Task prompt:
Repeat the entries that follow verbatim, without any of their pictures.

Given records:
◇ ◇ ◇ ◇ ◇ ◇ ◇

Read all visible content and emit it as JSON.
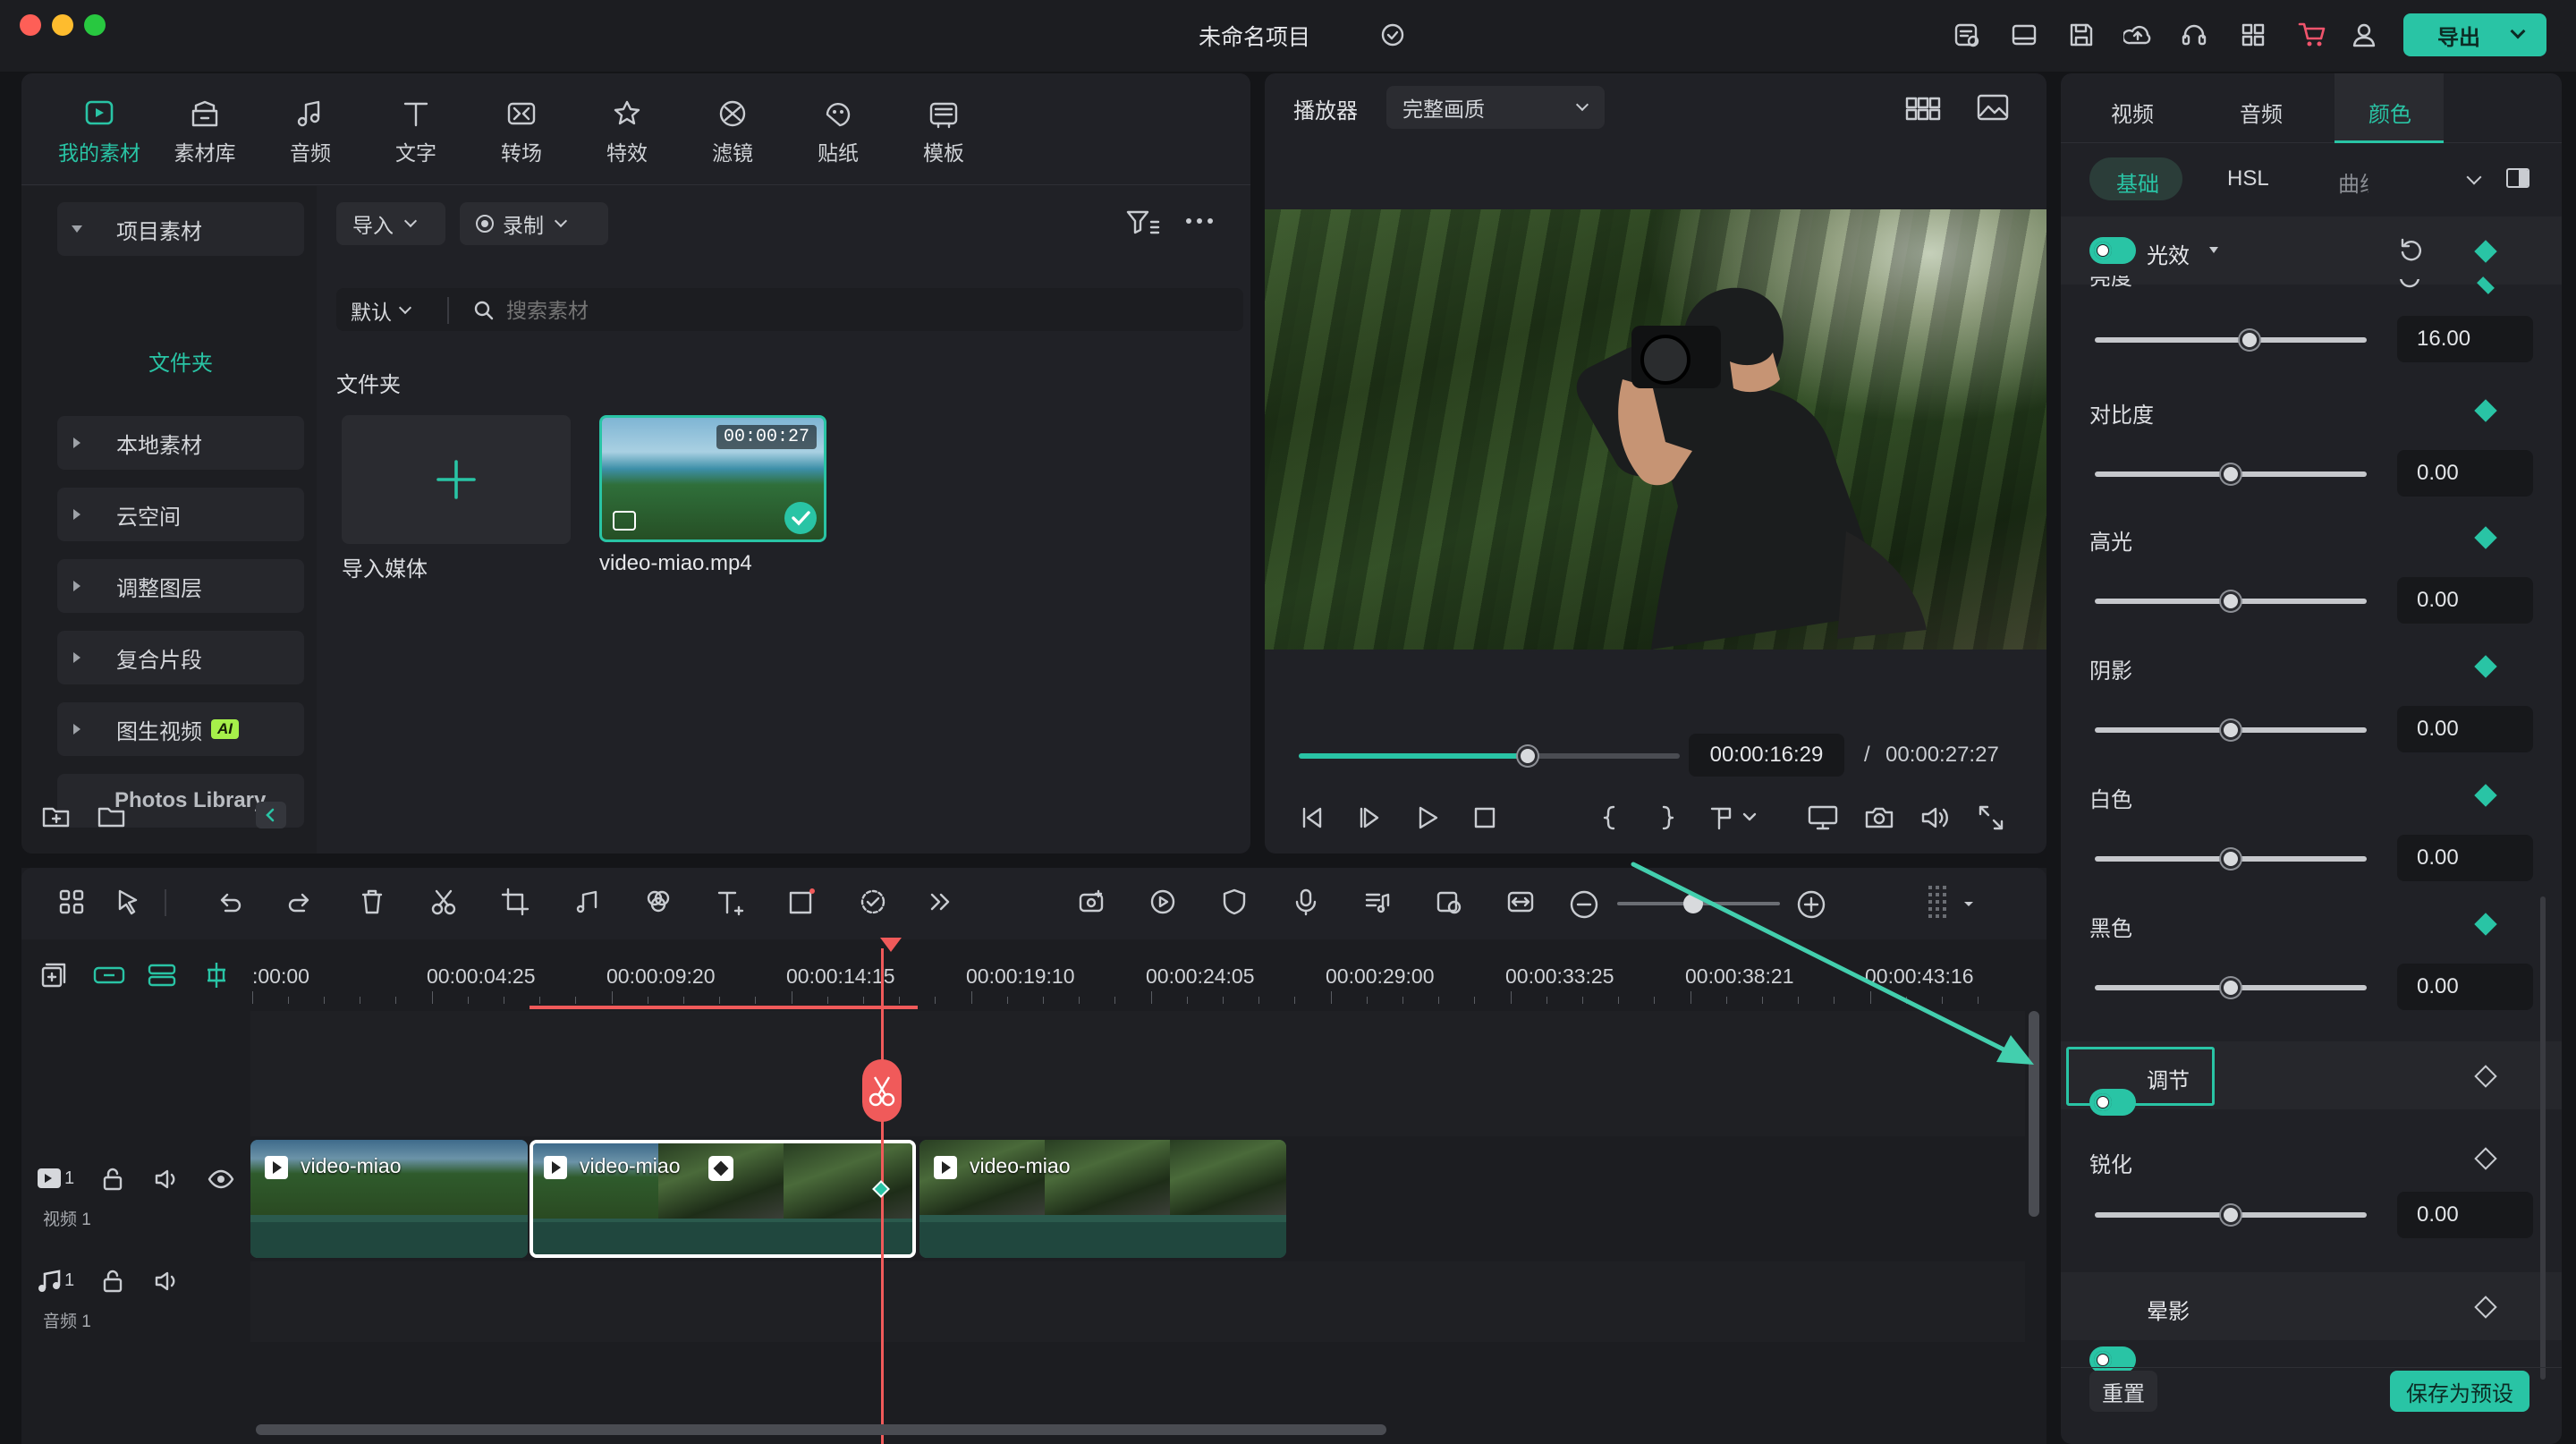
{
  "app": {
    "project_title": "未命名项目",
    "export_label": "导出"
  },
  "colors": {
    "accent": "#29c4a5",
    "playhead": "#f05a5a",
    "panel": "#202126",
    "background": "#141518"
  },
  "media_tabs": [
    {
      "label": "我的素材",
      "icon": "my-media-icon",
      "active": true
    },
    {
      "label": "素材库",
      "icon": "stock-library-icon"
    },
    {
      "label": "音频",
      "icon": "music-note-icon"
    },
    {
      "label": "文字",
      "icon": "text-icon"
    },
    {
      "label": "转场",
      "icon": "transition-icon"
    },
    {
      "label": "特效",
      "icon": "effects-icon"
    },
    {
      "label": "滤镜",
      "icon": "filter-icon"
    },
    {
      "label": "贴纸",
      "icon": "sticker-icon"
    },
    {
      "label": "模板",
      "icon": "template-icon"
    }
  ],
  "sidebar": {
    "project_media": "项目素材",
    "folder": "文件夹",
    "items": [
      "本地素材",
      "云空间",
      "调整图层",
      "复合片段",
      "图生视频"
    ],
    "ai_badge": "AI",
    "photos_library": "Photos Library"
  },
  "media_toolbar": {
    "import": "导入",
    "record": "录制",
    "sort": "默认",
    "search_placeholder": "搜索素材"
  },
  "media_area": {
    "folder_heading": "文件夹",
    "import_tile_label": "导入媒体",
    "clip": {
      "name": "video-miao.mp4",
      "duration": "00:00:27"
    }
  },
  "player": {
    "label": "播放器",
    "quality": "完整画质",
    "current_time": "00:00:16:29",
    "separator": "/",
    "total_time": "00:00:27:27",
    "progress": 0.6
  },
  "right_panel": {
    "tabs": [
      "视频",
      "音频",
      "颜色"
    ],
    "active_tab": "颜色",
    "subtabs": [
      "基础",
      "HSL",
      "曲线"
    ],
    "light_section": "光效",
    "brightness_label": "亮度",
    "properties": [
      {
        "label": "亮度",
        "value": "16.00",
        "level": 0.57
      },
      {
        "label": "对比度",
        "value": "0.00",
        "level": 0.5
      },
      {
        "label": "高光",
        "value": "0.00",
        "level": 0.5
      },
      {
        "label": "阴影",
        "value": "0.00",
        "level": 0.5
      },
      {
        "label": "白色",
        "value": "0.00",
        "level": 0.5
      },
      {
        "label": "黑色",
        "value": "0.00",
        "level": 0.5
      }
    ],
    "adjust_section": "调节",
    "sharpen": {
      "label": "锐化",
      "value": "0.00",
      "level": 0.5
    },
    "vignette_section": "晕影",
    "reset_label": "重置",
    "save_preset_label": "保存为预设"
  },
  "timeline": {
    "ruler_ticks": [
      ":00:00",
      "00:00:04:25",
      "00:00:09:20",
      "00:00:14:15",
      "00:00:19:10",
      "00:00:24:05",
      "00:00:29:00",
      "00:00:33:25",
      "00:00:38:21",
      "00:00:43:16"
    ],
    "clips": [
      "video-miao",
      "video-miao",
      "video-miao"
    ],
    "video_track": {
      "index": "1",
      "name": "视频 1"
    },
    "audio_track": {
      "index": "1",
      "name": "音频 1"
    }
  }
}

◇ ◇ ◇ ◇ ◇ ◇ ◇

Solution to this exercise:
Read all visible content and emit it as JSON.
{
  "app": {
    "project_title": "未命名项目",
    "export_label": "导出"
  },
  "colors": {
    "accent": "#29c4a5",
    "playhead": "#f05a5a",
    "panel": "#202126",
    "background": "#141518"
  },
  "media_tabs": [
    {
      "label": "我的素材",
      "icon": "my-media-icon",
      "active": true
    },
    {
      "label": "素材库",
      "icon": "stock-library-icon"
    },
    {
      "label": "音频",
      "icon": "music-note-icon"
    },
    {
      "label": "文字",
      "icon": "text-icon"
    },
    {
      "label": "转场",
      "icon": "transition-icon"
    },
    {
      "label": "特效",
      "icon": "effects-icon"
    },
    {
      "label": "滤镜",
      "icon": "filter-icon"
    },
    {
      "label": "贴纸",
      "icon": "sticker-icon"
    },
    {
      "label": "模板",
      "icon": "template-icon"
    }
  ],
  "sidebar": {
    "project_media": "项目素材",
    "folder": "文件夹",
    "items": [
      "本地素材",
      "云空间",
      "调整图层",
      "复合片段",
      "图生视频"
    ],
    "ai_badge": "AI",
    "photos_library": "Photos Library"
  },
  "media_toolbar": {
    "import": "导入",
    "record": "录制",
    "sort": "默认",
    "search_placeholder": "搜索素材"
  },
  "media_area": {
    "folder_heading": "文件夹",
    "import_tile_label": "导入媒体",
    "clip": {
      "name": "video-miao.mp4",
      "duration": "00:00:27"
    }
  },
  "player": {
    "label": "播放器",
    "quality": "完整画质",
    "current_time": "00:00:16:29",
    "separator": "/",
    "total_time": "00:00:27:27",
    "progress": 0.6
  },
  "right_panel": {
    "tabs": [
      "视频",
      "音频",
      "颜色"
    ],
    "active_tab": "颜色",
    "subtabs": [
      "基础",
      "HSL",
      "曲线"
    ],
    "light_section": "光效",
    "brightness_label": "亮度",
    "properties": [
      {
        "label": "亮度",
        "value": "16.00",
        "level": 0.57
      },
      {
        "label": "对比度",
        "value": "0.00",
        "level": 0.5
      },
      {
        "label": "高光",
        "value": "0.00",
        "level": 0.5
      },
      {
        "label": "阴影",
        "value": "0.00",
        "level": 0.5
      },
      {
        "label": "白色",
        "value": "0.00",
        "level": 0.5
      },
      {
        "label": "黑色",
        "value": "0.00",
        "level": 0.5
      }
    ],
    "adjust_section": "调节",
    "sharpen": {
      "label": "锐化",
      "value": "0.00",
      "level": 0.5
    },
    "vignette_section": "晕影",
    "reset_label": "重置",
    "save_preset_label": "保存为预设"
  },
  "timeline": {
    "ruler_ticks": [
      ":00:00",
      "00:00:04:25",
      "00:00:09:20",
      "00:00:14:15",
      "00:00:19:10",
      "00:00:24:05",
      "00:00:29:00",
      "00:00:33:25",
      "00:00:38:21",
      "00:00:43:16"
    ],
    "clips": [
      "video-miao",
      "video-miao",
      "video-miao"
    ],
    "video_track": {
      "index": "1",
      "name": "视频 1"
    },
    "audio_track": {
      "index": "1",
      "name": "音频 1"
    }
  }
}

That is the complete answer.